[Stored data entries]
========

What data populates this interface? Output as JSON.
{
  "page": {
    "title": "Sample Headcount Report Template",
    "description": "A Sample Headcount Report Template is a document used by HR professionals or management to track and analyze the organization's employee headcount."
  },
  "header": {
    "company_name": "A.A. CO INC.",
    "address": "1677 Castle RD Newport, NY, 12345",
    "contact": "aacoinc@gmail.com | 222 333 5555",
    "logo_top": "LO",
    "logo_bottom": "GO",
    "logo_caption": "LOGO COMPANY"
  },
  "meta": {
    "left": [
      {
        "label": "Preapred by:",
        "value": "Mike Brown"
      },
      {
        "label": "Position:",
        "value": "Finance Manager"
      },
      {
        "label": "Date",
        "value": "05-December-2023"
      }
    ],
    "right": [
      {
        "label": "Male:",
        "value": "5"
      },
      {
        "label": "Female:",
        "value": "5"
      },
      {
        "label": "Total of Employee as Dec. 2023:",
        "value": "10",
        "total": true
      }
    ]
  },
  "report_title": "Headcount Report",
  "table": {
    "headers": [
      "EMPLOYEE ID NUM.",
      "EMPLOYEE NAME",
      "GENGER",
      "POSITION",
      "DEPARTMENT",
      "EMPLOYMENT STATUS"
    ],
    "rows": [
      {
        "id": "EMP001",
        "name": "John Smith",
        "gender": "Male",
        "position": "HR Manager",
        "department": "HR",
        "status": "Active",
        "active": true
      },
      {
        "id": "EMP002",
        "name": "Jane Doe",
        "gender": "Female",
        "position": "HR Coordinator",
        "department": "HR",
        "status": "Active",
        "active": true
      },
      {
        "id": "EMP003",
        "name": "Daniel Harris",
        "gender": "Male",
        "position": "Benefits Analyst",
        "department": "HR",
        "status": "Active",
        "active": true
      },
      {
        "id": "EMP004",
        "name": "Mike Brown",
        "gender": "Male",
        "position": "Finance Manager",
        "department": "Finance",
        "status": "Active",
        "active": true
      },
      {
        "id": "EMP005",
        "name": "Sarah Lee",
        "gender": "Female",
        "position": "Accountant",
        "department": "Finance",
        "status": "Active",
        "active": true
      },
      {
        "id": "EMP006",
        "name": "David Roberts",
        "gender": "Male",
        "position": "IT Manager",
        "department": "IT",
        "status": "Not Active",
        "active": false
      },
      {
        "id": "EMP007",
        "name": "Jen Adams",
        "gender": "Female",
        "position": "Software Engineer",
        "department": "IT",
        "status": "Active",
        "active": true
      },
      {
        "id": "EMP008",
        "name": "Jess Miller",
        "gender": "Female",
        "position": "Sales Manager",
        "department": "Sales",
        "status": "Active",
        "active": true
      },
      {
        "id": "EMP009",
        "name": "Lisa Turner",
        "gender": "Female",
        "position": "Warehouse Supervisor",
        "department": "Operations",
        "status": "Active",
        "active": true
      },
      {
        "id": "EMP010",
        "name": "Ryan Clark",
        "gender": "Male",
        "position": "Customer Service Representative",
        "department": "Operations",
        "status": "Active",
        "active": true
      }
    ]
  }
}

========

> [Your goal] Extract the full set of entries word for word.

> [Task solution]
What data populates this interface? Output as JSON.
{
  "page": {
    "title": "Sample Headcount Report Template",
    "description": "A Sample Headcount Report Template is a document used by HR professionals or management to track and analyze the organization's employee headcount."
  },
  "header": {
    "company_name": "A.A. CO INC.",
    "address": "1677 Castle RD Newport, NY, 12345",
    "contact": "aacoinc@gmail.com | 222 333 5555",
    "logo_top": "LO",
    "logo_bottom": "GO",
    "logo_caption": "LOGO COMPANY"
  },
  "meta": {
    "left": [
      {
        "label": "Preapred by:",
        "value": "Mike Brown"
      },
      {
        "label": "Position:",
        "value": "Finance Manager"
      },
      {
        "label": "Date",
        "value": "05-December-2023"
      }
    ],
    "right": [
      {
        "label": "Male:",
        "value": "5"
      },
      {
        "label": "Female:",
        "value": "5"
      },
      {
        "label": "Total of Employee as Dec. 2023:",
        "value": "10",
        "total": true
      }
    ]
  },
  "report_title": "Headcount Report",
  "table": {
    "headers": [
      "EMPLOYEE ID NUM.",
      "EMPLOYEE NAME",
      "GENGER",
      "POSITION",
      "DEPARTMENT",
      "EMPLOYMENT STATUS"
    ],
    "rows": [
      {
        "id": "EMP001",
        "name": "John Smith",
        "gender": "Male",
        "position": "HR Manager",
        "department": "HR",
        "status": "Active",
        "active": true
      },
      {
        "id": "EMP002",
        "name": "Jane Doe",
        "gender": "Female",
        "position": "HR Coordinator",
        "department": "HR",
        "status": "Active",
        "active": true
      },
      {
        "id": "EMP003",
        "name": "Daniel Harris",
        "gender": "Male",
        "position": "Benefits Analyst",
        "department": "HR",
        "status": "Active",
        "active": true
      },
      {
        "id": "EMP004",
        "name": "Mike Brown",
        "gender": "Male",
        "position": "Finance Manager",
        "department": "Finance",
        "status": "Active",
        "active": true
      },
      {
        "id": "EMP005",
        "name": "Sarah Lee",
        "gender": "Female",
        "position": "Accountant",
        "department": "Finance",
        "status": "Active",
        "active": true
      },
      {
        "id": "EMP006",
        "name": "David Roberts",
        "gender": "Male",
        "position": "IT Manager",
        "department": "IT",
        "status": "Not Active",
        "active": false
      },
      {
        "id": "EMP007",
        "name": "Jen Adams",
        "gender": "Female",
        "position": "Software Engineer",
        "department": "IT",
        "status": "Active",
        "active": true
      },
      {
        "id": "EMP008",
        "name": "Jess Miller",
        "gender": "Female",
        "position": "Sales Manager",
        "department": "Sales",
        "status": "Active",
        "active": true
      },
      {
        "id": "EMP009",
        "name": "Lisa Turner",
        "gender": "Female",
        "position": "Warehouse Supervisor",
        "department": "Operations",
        "status": "Active",
        "active": true
      },
      {
        "id": "EMP010",
        "name": "Ryan Clark",
        "gender": "Male",
        "position": "Customer Service Representative",
        "department": "Operations",
        "status": "Active",
        "active": true
      }
    ]
  }
}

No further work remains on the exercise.